JOB — Below are some records; work out how many of their lines contain "столбы" and give the number only.

====== DATA

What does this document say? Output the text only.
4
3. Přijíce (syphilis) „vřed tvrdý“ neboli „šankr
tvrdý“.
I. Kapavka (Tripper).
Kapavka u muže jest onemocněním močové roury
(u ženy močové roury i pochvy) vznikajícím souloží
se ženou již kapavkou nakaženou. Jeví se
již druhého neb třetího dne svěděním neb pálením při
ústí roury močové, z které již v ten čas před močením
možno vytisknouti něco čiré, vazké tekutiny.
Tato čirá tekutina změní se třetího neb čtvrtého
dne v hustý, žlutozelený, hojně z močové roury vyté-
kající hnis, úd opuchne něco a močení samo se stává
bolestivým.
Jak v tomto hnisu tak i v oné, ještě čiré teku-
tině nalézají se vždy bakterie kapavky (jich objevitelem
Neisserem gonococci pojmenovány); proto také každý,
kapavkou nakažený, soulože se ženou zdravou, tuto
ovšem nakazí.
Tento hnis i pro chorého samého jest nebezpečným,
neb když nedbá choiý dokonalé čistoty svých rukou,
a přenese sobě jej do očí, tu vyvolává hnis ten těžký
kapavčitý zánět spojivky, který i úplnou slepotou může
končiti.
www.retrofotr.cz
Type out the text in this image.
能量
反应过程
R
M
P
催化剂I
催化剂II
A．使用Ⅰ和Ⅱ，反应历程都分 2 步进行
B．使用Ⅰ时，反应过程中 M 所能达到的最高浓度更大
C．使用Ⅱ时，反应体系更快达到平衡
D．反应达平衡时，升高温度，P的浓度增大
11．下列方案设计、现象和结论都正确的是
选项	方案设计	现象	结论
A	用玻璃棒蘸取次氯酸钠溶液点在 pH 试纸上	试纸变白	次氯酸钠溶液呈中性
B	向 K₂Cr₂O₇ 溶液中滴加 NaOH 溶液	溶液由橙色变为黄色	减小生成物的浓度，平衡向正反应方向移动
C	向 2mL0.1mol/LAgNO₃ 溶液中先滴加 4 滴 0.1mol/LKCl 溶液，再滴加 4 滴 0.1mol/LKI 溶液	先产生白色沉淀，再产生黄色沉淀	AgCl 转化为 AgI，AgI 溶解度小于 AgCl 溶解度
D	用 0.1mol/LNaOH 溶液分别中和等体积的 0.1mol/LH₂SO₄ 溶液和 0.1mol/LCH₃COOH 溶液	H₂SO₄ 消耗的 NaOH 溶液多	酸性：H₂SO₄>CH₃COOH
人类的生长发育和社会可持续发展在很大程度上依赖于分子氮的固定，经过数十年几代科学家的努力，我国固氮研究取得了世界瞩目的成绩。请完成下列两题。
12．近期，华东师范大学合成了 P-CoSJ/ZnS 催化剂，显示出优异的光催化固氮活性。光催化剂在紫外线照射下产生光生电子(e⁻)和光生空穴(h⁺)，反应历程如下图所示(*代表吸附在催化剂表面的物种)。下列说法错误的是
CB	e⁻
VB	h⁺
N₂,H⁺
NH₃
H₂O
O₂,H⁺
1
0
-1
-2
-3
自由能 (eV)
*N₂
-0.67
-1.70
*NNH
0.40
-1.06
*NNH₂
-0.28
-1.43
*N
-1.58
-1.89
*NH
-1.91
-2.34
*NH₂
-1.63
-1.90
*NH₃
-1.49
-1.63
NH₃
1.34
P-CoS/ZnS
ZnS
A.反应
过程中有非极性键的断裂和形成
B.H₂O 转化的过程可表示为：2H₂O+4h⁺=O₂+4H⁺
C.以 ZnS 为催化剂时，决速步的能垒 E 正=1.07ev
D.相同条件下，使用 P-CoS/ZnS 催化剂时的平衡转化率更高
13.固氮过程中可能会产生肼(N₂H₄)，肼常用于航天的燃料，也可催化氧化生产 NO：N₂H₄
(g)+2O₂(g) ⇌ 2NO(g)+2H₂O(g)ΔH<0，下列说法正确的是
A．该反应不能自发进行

============
====== DATA

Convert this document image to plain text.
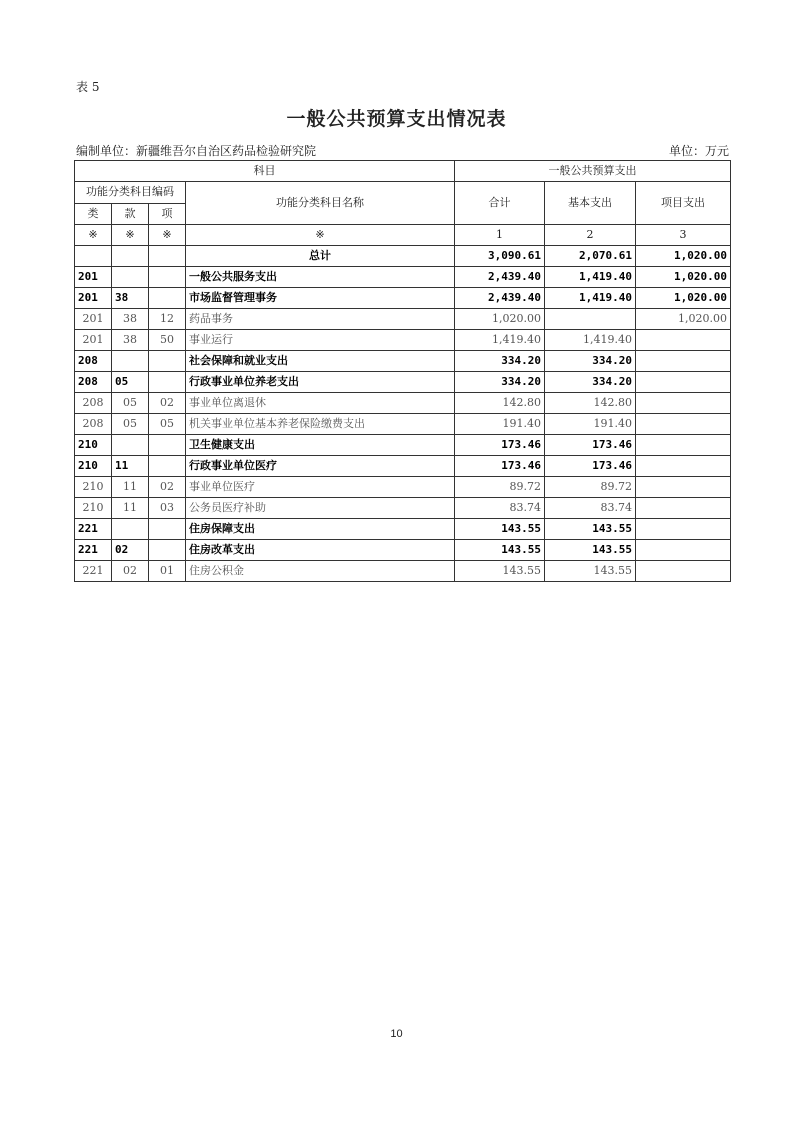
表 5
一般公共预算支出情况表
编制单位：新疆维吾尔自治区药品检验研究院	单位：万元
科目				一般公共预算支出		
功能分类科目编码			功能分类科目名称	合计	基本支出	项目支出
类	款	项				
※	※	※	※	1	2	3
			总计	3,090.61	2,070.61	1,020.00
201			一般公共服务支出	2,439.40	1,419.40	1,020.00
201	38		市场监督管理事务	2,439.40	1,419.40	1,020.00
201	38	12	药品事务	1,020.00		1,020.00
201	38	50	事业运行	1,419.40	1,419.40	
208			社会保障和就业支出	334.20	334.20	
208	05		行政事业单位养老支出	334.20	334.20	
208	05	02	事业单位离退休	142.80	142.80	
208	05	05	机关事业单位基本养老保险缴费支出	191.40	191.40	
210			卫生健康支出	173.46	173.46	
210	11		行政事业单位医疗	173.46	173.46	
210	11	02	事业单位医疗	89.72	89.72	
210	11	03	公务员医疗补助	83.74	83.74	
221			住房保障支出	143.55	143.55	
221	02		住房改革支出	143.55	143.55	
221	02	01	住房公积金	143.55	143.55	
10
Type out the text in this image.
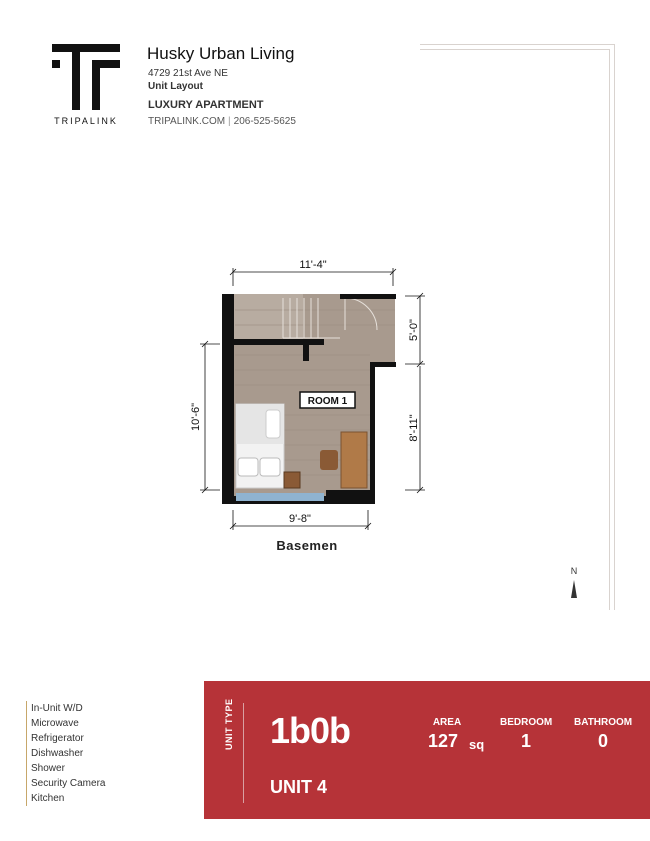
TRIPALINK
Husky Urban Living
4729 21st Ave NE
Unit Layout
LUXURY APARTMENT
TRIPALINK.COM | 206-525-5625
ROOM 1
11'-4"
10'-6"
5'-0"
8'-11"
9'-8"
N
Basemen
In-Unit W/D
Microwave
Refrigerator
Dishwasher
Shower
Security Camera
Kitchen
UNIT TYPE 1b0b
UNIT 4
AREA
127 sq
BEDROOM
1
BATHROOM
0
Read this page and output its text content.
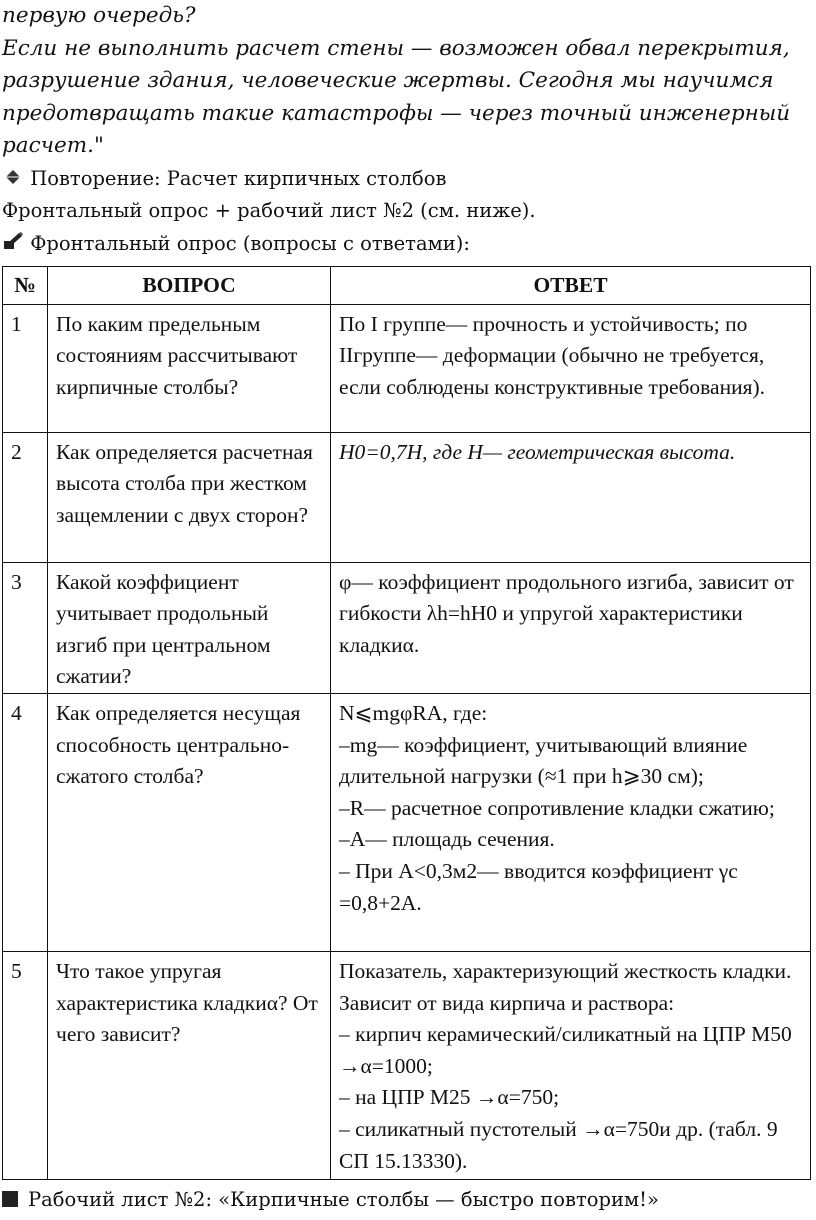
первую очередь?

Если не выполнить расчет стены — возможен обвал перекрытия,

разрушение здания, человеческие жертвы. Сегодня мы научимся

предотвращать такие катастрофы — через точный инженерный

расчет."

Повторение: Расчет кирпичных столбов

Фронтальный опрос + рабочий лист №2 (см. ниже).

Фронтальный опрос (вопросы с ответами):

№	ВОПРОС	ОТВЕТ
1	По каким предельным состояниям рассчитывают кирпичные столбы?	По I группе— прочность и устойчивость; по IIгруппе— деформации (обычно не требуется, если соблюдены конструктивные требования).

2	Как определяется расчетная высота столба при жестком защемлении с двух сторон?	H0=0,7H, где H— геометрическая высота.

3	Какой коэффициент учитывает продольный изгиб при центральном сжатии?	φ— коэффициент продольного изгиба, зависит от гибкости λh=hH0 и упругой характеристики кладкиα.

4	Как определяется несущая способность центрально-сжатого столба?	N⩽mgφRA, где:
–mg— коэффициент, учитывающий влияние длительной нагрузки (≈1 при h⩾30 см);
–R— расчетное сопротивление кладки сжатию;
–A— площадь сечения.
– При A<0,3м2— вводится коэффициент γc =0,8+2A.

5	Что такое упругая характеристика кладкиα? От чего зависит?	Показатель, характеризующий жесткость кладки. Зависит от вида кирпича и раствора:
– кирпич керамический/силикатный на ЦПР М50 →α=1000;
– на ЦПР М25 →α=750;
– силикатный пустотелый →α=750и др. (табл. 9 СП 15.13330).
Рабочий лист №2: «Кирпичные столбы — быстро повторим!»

============

FINISHED TASK — 2